> Problem statement:
Wherever the word "Band" appears in a line, extract that line.
··········
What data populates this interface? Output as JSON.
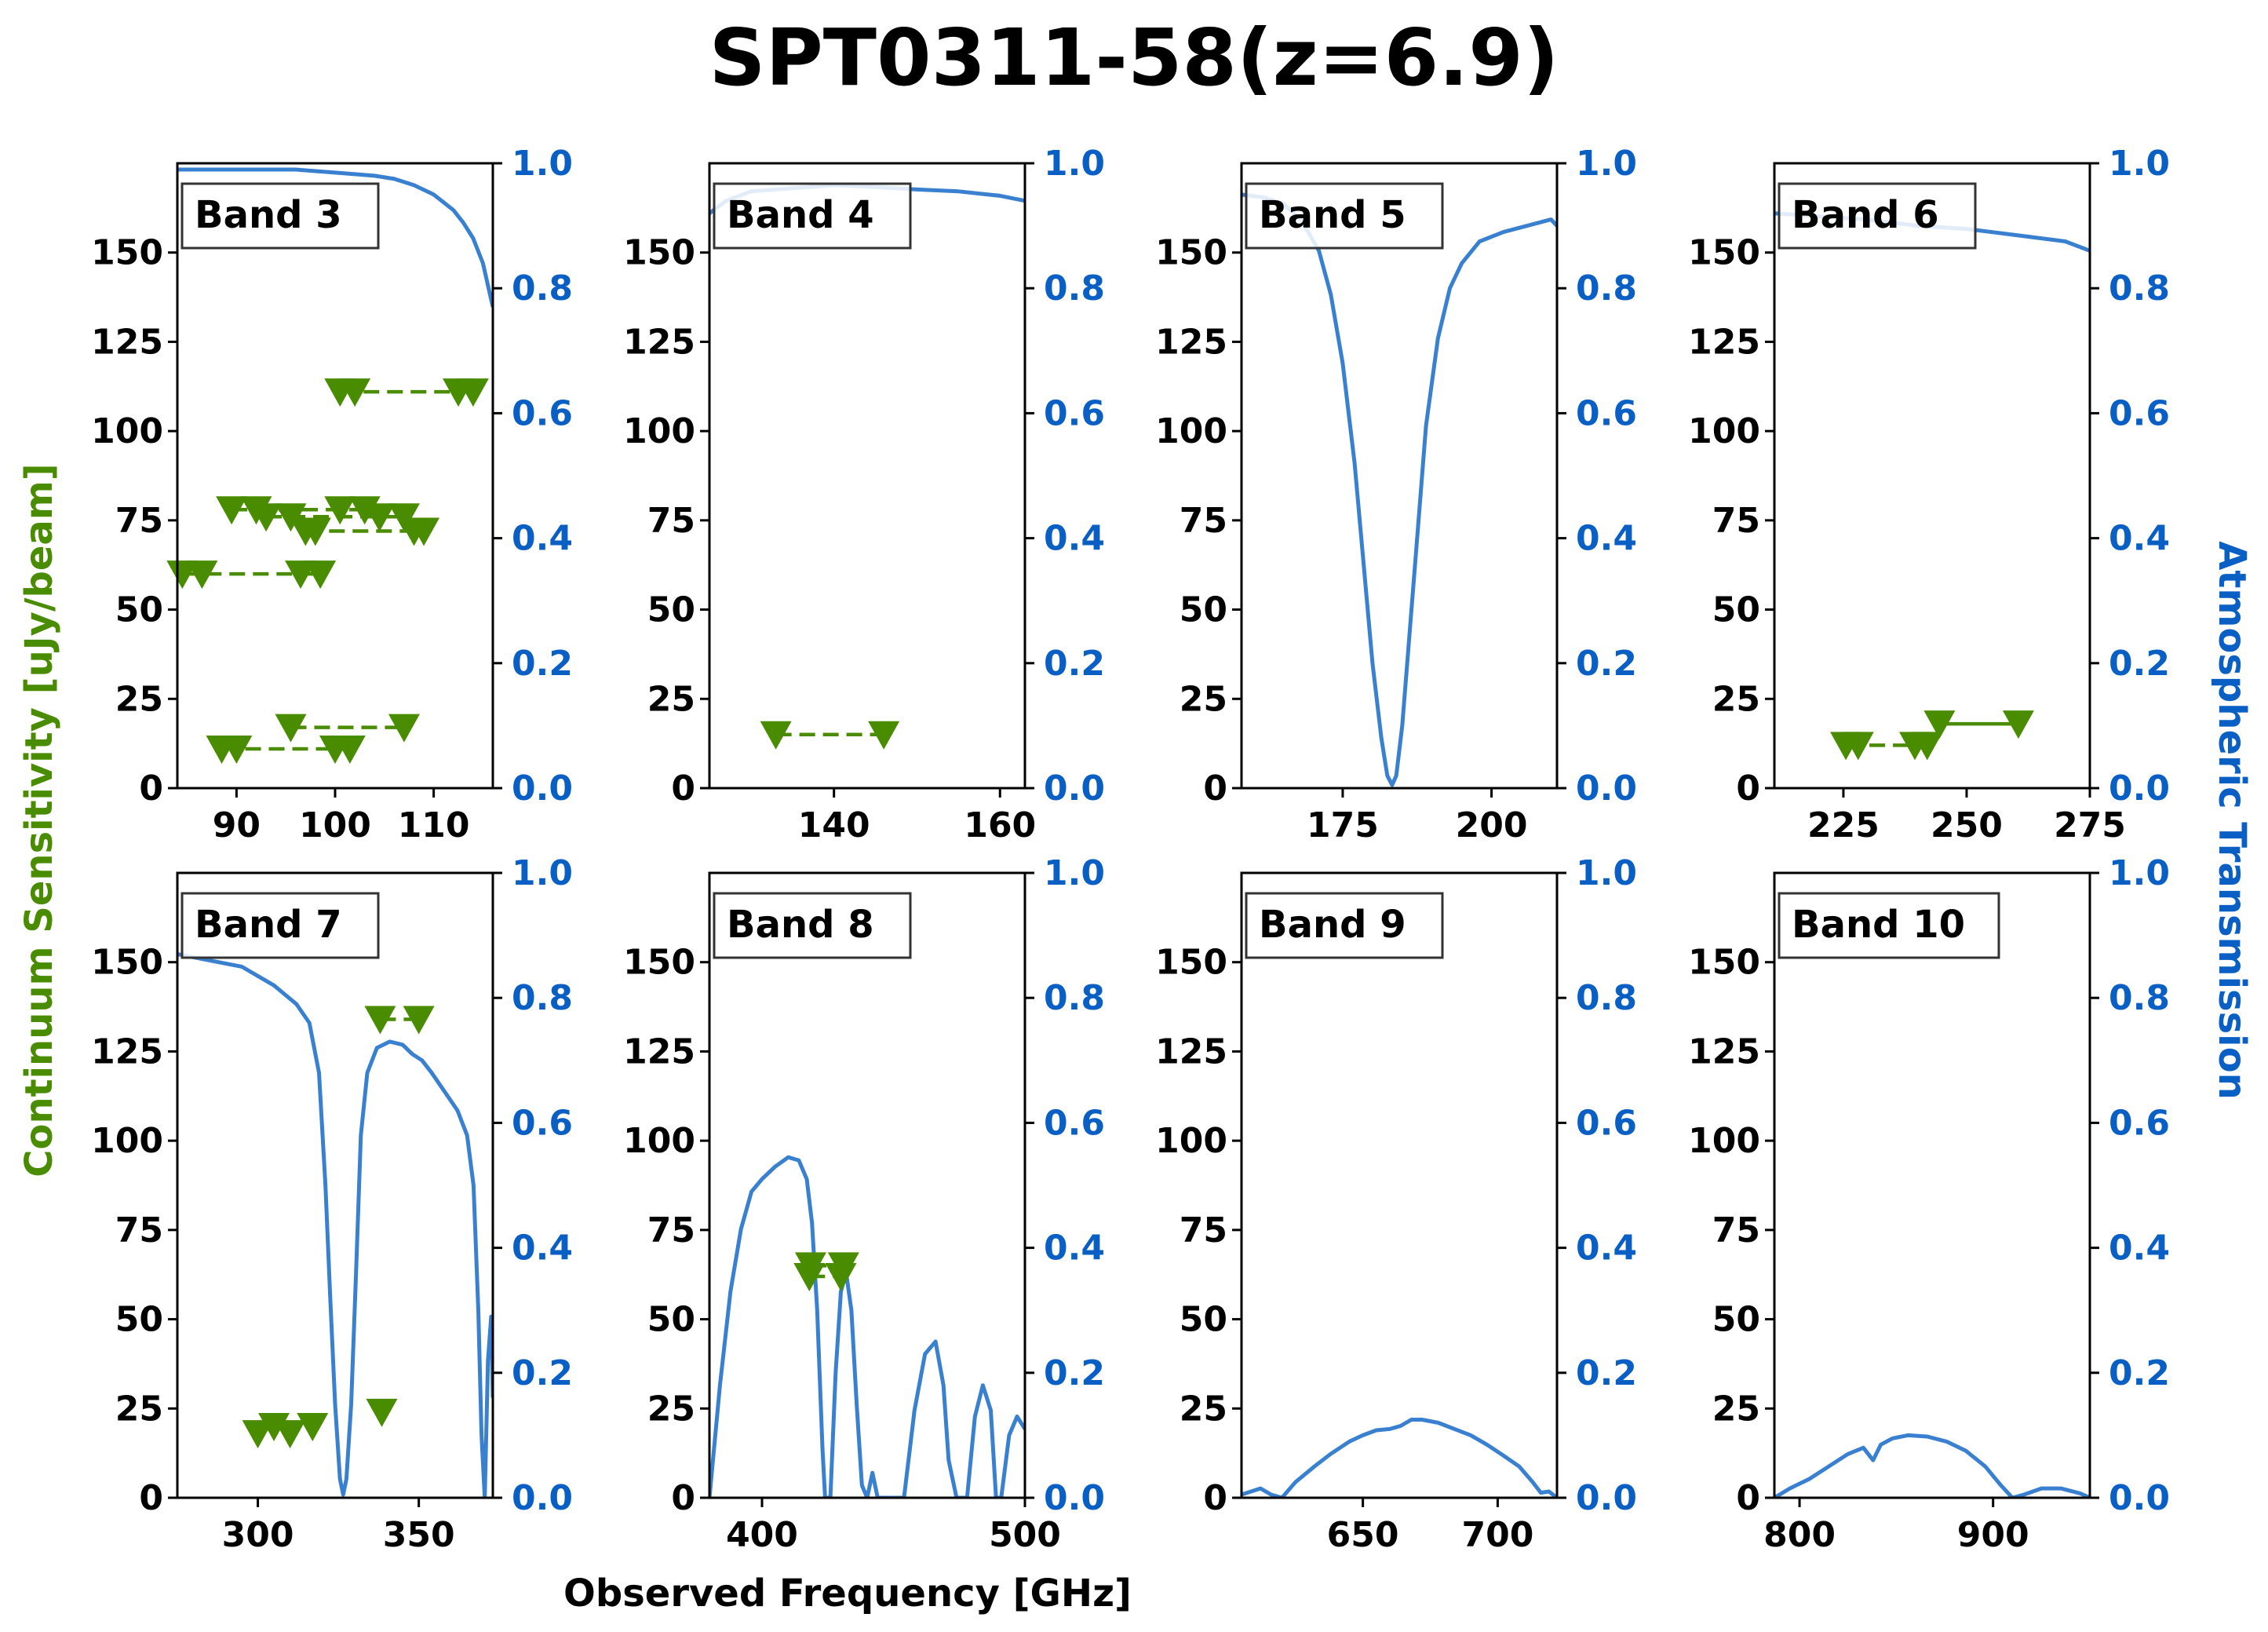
{
  "title": "SPT0311-58(z=6.9)",
  "colors": {
    "sensitivity": "#4a8c00",
    "transmission": "#3a80d0",
    "right_axis_text": "#0a5fc4",
    "frame": "#000000"
  },
  "chart_data": {
    "type": "scatter",
    "xlabel": "Observed Frequency [GHz]",
    "ylabel_left": "Continuum Sensitivity [uJy/beam]",
    "ylabel_right": "Atmospheric Transmission",
    "ylim_left": [
      0,
      175
    ],
    "ylim_right": [
      0,
      1.0
    ],
    "yticks_left": [
      0,
      25,
      50,
      75,
      100,
      125,
      150
    ],
    "yticks_right": [
      0.0,
      0.2,
      0.4,
      0.6,
      0.8,
      1.0
    ],
    "yticklabels_right": [
      "0.0",
      "0.2",
      "0.4",
      "0.6",
      "0.8",
      "1.0"
    ],
    "panels": [
      {
        "label": "Band 3",
        "xlim": [
          84,
          116
        ],
        "xticks": [
          90,
          100,
          110
        ],
        "transmission": [
          [
            84,
            0.99
          ],
          [
            88,
            0.99
          ],
          [
            92,
            0.99
          ],
          [
            96,
            0.99
          ],
          [
            100,
            0.985
          ],
          [
            104,
            0.98
          ],
          [
            106,
            0.975
          ],
          [
            108,
            0.965
          ],
          [
            110,
            0.95
          ],
          [
            112,
            0.925
          ],
          [
            113,
            0.905
          ],
          [
            114,
            0.88
          ],
          [
            115,
            0.84
          ],
          [
            116,
            0.77
          ]
        ],
        "sensitivity": [
          {
            "x": [
              84.5,
              86.5
            ],
            "y": 60,
            "style": "dashed"
          },
          {
            "x": [
              96.5,
              98.5
            ],
            "y": 60,
            "style": "dashed"
          },
          {
            "x": [
              89.5,
              92.0
            ],
            "y": 78,
            "style": "dashed"
          },
          {
            "x": [
              100.5,
              103.0
            ],
            "y": 78,
            "style": "dashed"
          },
          {
            "x": [
              93.0,
              95.5
            ],
            "y": 76,
            "style": "dashed"
          },
          {
            "x": [
              104.5,
              107.0
            ],
            "y": 76,
            "style": "dashed"
          },
          {
            "x": [
              97.0,
              98.0
            ],
            "y": 72,
            "style": "dashed"
          },
          {
            "x": [
              108.0,
              109.0
            ],
            "y": 72,
            "style": "dashed"
          },
          {
            "x": [
              100.5,
              102.0
            ],
            "y": 111,
            "style": "dashed"
          },
          {
            "x": [
              112.5,
              114.0
            ],
            "y": 111,
            "style": "dashed"
          },
          {
            "x": [
              88.5,
              90.0
            ],
            "y": 11,
            "style": "dashed"
          },
          {
            "x": [
              100.0,
              101.5
            ],
            "y": 11,
            "style": "dashed"
          },
          {
            "x": [
              95.5
            ],
            "y": 17,
            "style": "dashed"
          },
          {
            "x": [
              107.0
            ],
            "y": 17,
            "style": "dashed"
          }
        ]
      },
      {
        "label": "Band 4",
        "xlim": [
          125,
          163
        ],
        "xticks": [
          140,
          160
        ],
        "transmission": [
          [
            125,
            0.92
          ],
          [
            127,
            0.94
          ],
          [
            130,
            0.955
          ],
          [
            135,
            0.96
          ],
          [
            140,
            0.965
          ],
          [
            145,
            0.962
          ],
          [
            150,
            0.958
          ],
          [
            155,
            0.955
          ],
          [
            160,
            0.948
          ],
          [
            163,
            0.94
          ]
        ],
        "sensitivity": [
          {
            "x": [
              133
            ],
            "y": 15,
            "style": "dashed"
          },
          {
            "x": [
              146
            ],
            "y": 15,
            "style": "dashed"
          }
        ]
      },
      {
        "label": "Band 5",
        "xlim": [
          158,
          211
        ],
        "xticks": [
          175,
          200
        ],
        "transmission": [
          [
            158,
            0.95
          ],
          [
            162,
            0.945
          ],
          [
            165,
            0.935
          ],
          [
            168,
            0.91
          ],
          [
            171,
            0.86
          ],
          [
            173,
            0.79
          ],
          [
            175,
            0.68
          ],
          [
            177,
            0.52
          ],
          [
            178.5,
            0.36
          ],
          [
            180,
            0.2
          ],
          [
            181.5,
            0.08
          ],
          [
            182.5,
            0.02
          ],
          [
            183.3,
            0.005
          ],
          [
            184,
            0.02
          ],
          [
            185,
            0.1
          ],
          [
            186,
            0.22
          ],
          [
            187.5,
            0.4
          ],
          [
            189,
            0.58
          ],
          [
            191,
            0.72
          ],
          [
            193,
            0.8
          ],
          [
            195,
            0.84
          ],
          [
            198,
            0.875
          ],
          [
            202,
            0.89
          ],
          [
            206,
            0.9
          ],
          [
            210,
            0.91
          ],
          [
            211,
            0.9
          ]
        ],
        "sensitivity": []
      },
      {
        "label": "Band 6",
        "xlim": [
          211,
          275
        ],
        "xticks": [
          225,
          250,
          275
        ],
        "transmission": [
          [
            211,
            0.92
          ],
          [
            220,
            0.915
          ],
          [
            230,
            0.91
          ],
          [
            240,
            0.9
          ],
          [
            250,
            0.895
          ],
          [
            260,
            0.885
          ],
          [
            270,
            0.875
          ],
          [
            275,
            0.86
          ]
        ],
        "sensitivity": [
          {
            "x": [
              225.5,
              228
            ],
            "y": 12,
            "style": "dashed"
          },
          {
            "x": [
              239.5,
              242
            ],
            "y": 12,
            "style": "dashed"
          },
          {
            "x": [
              244.5
            ],
            "y": 18,
            "style": "solid"
          },
          {
            "x": [
              260.5
            ],
            "y": 18,
            "style": "solid"
          }
        ]
      },
      {
        "label": "Band 7",
        "xlim": [
          275,
          373
        ],
        "xticks": [
          300,
          350
        ],
        "transmission": [
          [
            275,
            0.87
          ],
          [
            285,
            0.86
          ],
          [
            295,
            0.85
          ],
          [
            305,
            0.82
          ],
          [
            312,
            0.79
          ],
          [
            316,
            0.76
          ],
          [
            319,
            0.68
          ],
          [
            321,
            0.5
          ],
          [
            322.5,
            0.32
          ],
          [
            324,
            0.15
          ],
          [
            325.5,
            0.03
          ],
          [
            326.5,
            0.005
          ],
          [
            327.5,
            0.03
          ],
          [
            329,
            0.15
          ],
          [
            330.5,
            0.36
          ],
          [
            332,
            0.58
          ],
          [
            334,
            0.68
          ],
          [
            337,
            0.72
          ],
          [
            341,
            0.73
          ],
          [
            345,
            0.725
          ],
          [
            348,
            0.71
          ],
          [
            351,
            0.7
          ],
          [
            354,
            0.68
          ],
          [
            358,
            0.65
          ],
          [
            362,
            0.62
          ],
          [
            365,
            0.58
          ],
          [
            367,
            0.5
          ],
          [
            368.5,
            0.3
          ],
          [
            369.5,
            0.1
          ],
          [
            370.5,
            0.0
          ],
          [
            371.5,
            0.22
          ],
          [
            372.5,
            0.29
          ],
          [
            373,
            0.16
          ]
        ],
        "sensitivity": [
          {
            "x": [
              300
            ],
            "y": 18,
            "style": "marker"
          },
          {
            "x": [
              305
            ],
            "y": 20,
            "style": "marker"
          },
          {
            "x": [
              310
            ],
            "y": 18,
            "style": "marker"
          },
          {
            "x": [
              317
            ],
            "y": 20,
            "style": "marker"
          },
          {
            "x": [
              338.5
            ],
            "y": 24,
            "style": "marker"
          },
          {
            "x": [
              338
            ],
            "y": 134,
            "style": "dashed"
          },
          {
            "x": [
              350
            ],
            "y": 134,
            "style": "dashed"
          }
        ]
      },
      {
        "label": "Band 8",
        "xlim": [
          380,
          500
        ],
        "xticks": [
          400,
          500
        ],
        "transmission": [
          [
            380,
            0.0
          ],
          [
            384,
            0.18
          ],
          [
            388,
            0.33
          ],
          [
            392,
            0.43
          ],
          [
            396,
            0.49
          ],
          [
            400,
            0.51
          ],
          [
            405,
            0.53
          ],
          [
            410,
            0.545
          ],
          [
            414,
            0.54
          ],
          [
            417,
            0.51
          ],
          [
            419,
            0.44
          ],
          [
            421,
            0.3
          ],
          [
            423,
            0.08
          ],
          [
            424,
            0.0
          ],
          [
            426,
            0.0
          ],
          [
            428,
            0.2
          ],
          [
            430,
            0.33
          ],
          [
            432,
            0.36
          ],
          [
            434,
            0.3
          ],
          [
            436,
            0.15
          ],
          [
            438,
            0.02
          ],
          [
            440,
            0.0
          ],
          [
            442,
            0.04
          ],
          [
            444,
            0.0
          ],
          [
            448,
            0.0
          ],
          [
            454,
            0.0
          ],
          [
            458,
            0.14
          ],
          [
            462,
            0.23
          ],
          [
            466,
            0.25
          ],
          [
            469,
            0.18
          ],
          [
            471,
            0.06
          ],
          [
            474,
            0.0
          ],
          [
            478,
            0.0
          ],
          [
            481,
            0.13
          ],
          [
            484,
            0.18
          ],
          [
            487,
            0.14
          ],
          [
            489,
            0.0
          ],
          [
            491,
            0.0
          ],
          [
            494,
            0.1
          ],
          [
            497,
            0.13
          ],
          [
            500,
            0.11
          ]
        ],
        "sensitivity": [
          {
            "x": [
              418
            ],
            "y": 62,
            "style": "dashed"
          },
          {
            "x": [
              430
            ],
            "y": 62,
            "style": "dashed"
          },
          {
            "x": [
              418.5
            ],
            "y": 65,
            "style": "dashed"
          },
          {
            "x": [
              431
            ],
            "y": 65,
            "style": "dashed"
          }
        ]
      },
      {
        "label": "Band 9",
        "xlim": [
          605,
          722
        ],
        "xticks": [
          650,
          700
        ],
        "transmission": [
          [
            605,
            0.005
          ],
          [
            612,
            0.015
          ],
          [
            616,
            0.005
          ],
          [
            620,
            0.0
          ],
          [
            625,
            0.025
          ],
          [
            632,
            0.05
          ],
          [
            638,
            0.07
          ],
          [
            645,
            0.09
          ],
          [
            650,
            0.1
          ],
          [
            655,
            0.108
          ],
          [
            660,
            0.11
          ],
          [
            664,
            0.115
          ],
          [
            668,
            0.125
          ],
          [
            672,
            0.125
          ],
          [
            678,
            0.12
          ],
          [
            684,
            0.11
          ],
          [
            690,
            0.1
          ],
          [
            696,
            0.085
          ],
          [
            702,
            0.068
          ],
          [
            708,
            0.05
          ],
          [
            713,
            0.025
          ],
          [
            716,
            0.008
          ],
          [
            719,
            0.01
          ],
          [
            722,
            0.0
          ]
        ],
        "sensitivity": []
      },
      {
        "label": "Band 10",
        "xlim": [
          787,
          950
        ],
        "xticks": [
          800,
          900
        ],
        "transmission": [
          [
            787,
            0.0
          ],
          [
            795,
            0.015
          ],
          [
            805,
            0.03
          ],
          [
            815,
            0.05
          ],
          [
            825,
            0.07
          ],
          [
            833,
            0.08
          ],
          [
            838,
            0.06
          ],
          [
            842,
            0.085
          ],
          [
            848,
            0.095
          ],
          [
            856,
            0.1
          ],
          [
            866,
            0.098
          ],
          [
            876,
            0.09
          ],
          [
            886,
            0.075
          ],
          [
            896,
            0.05
          ],
          [
            904,
            0.02
          ],
          [
            910,
            0.0
          ],
          [
            916,
            0.005
          ],
          [
            925,
            0.015
          ],
          [
            935,
            0.015
          ],
          [
            945,
            0.007
          ],
          [
            950,
            0.0
          ]
        ],
        "sensitivity": []
      }
    ]
  }
}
··········
> Response:
        "label": "Band 3",
        "label": "Band 4",
        "label": "Band 5",
        "label": "Band 6",
        "label": "Band 7",
        "label": "Band 8",
        "label": "Band 9",
        "label": "Band 10",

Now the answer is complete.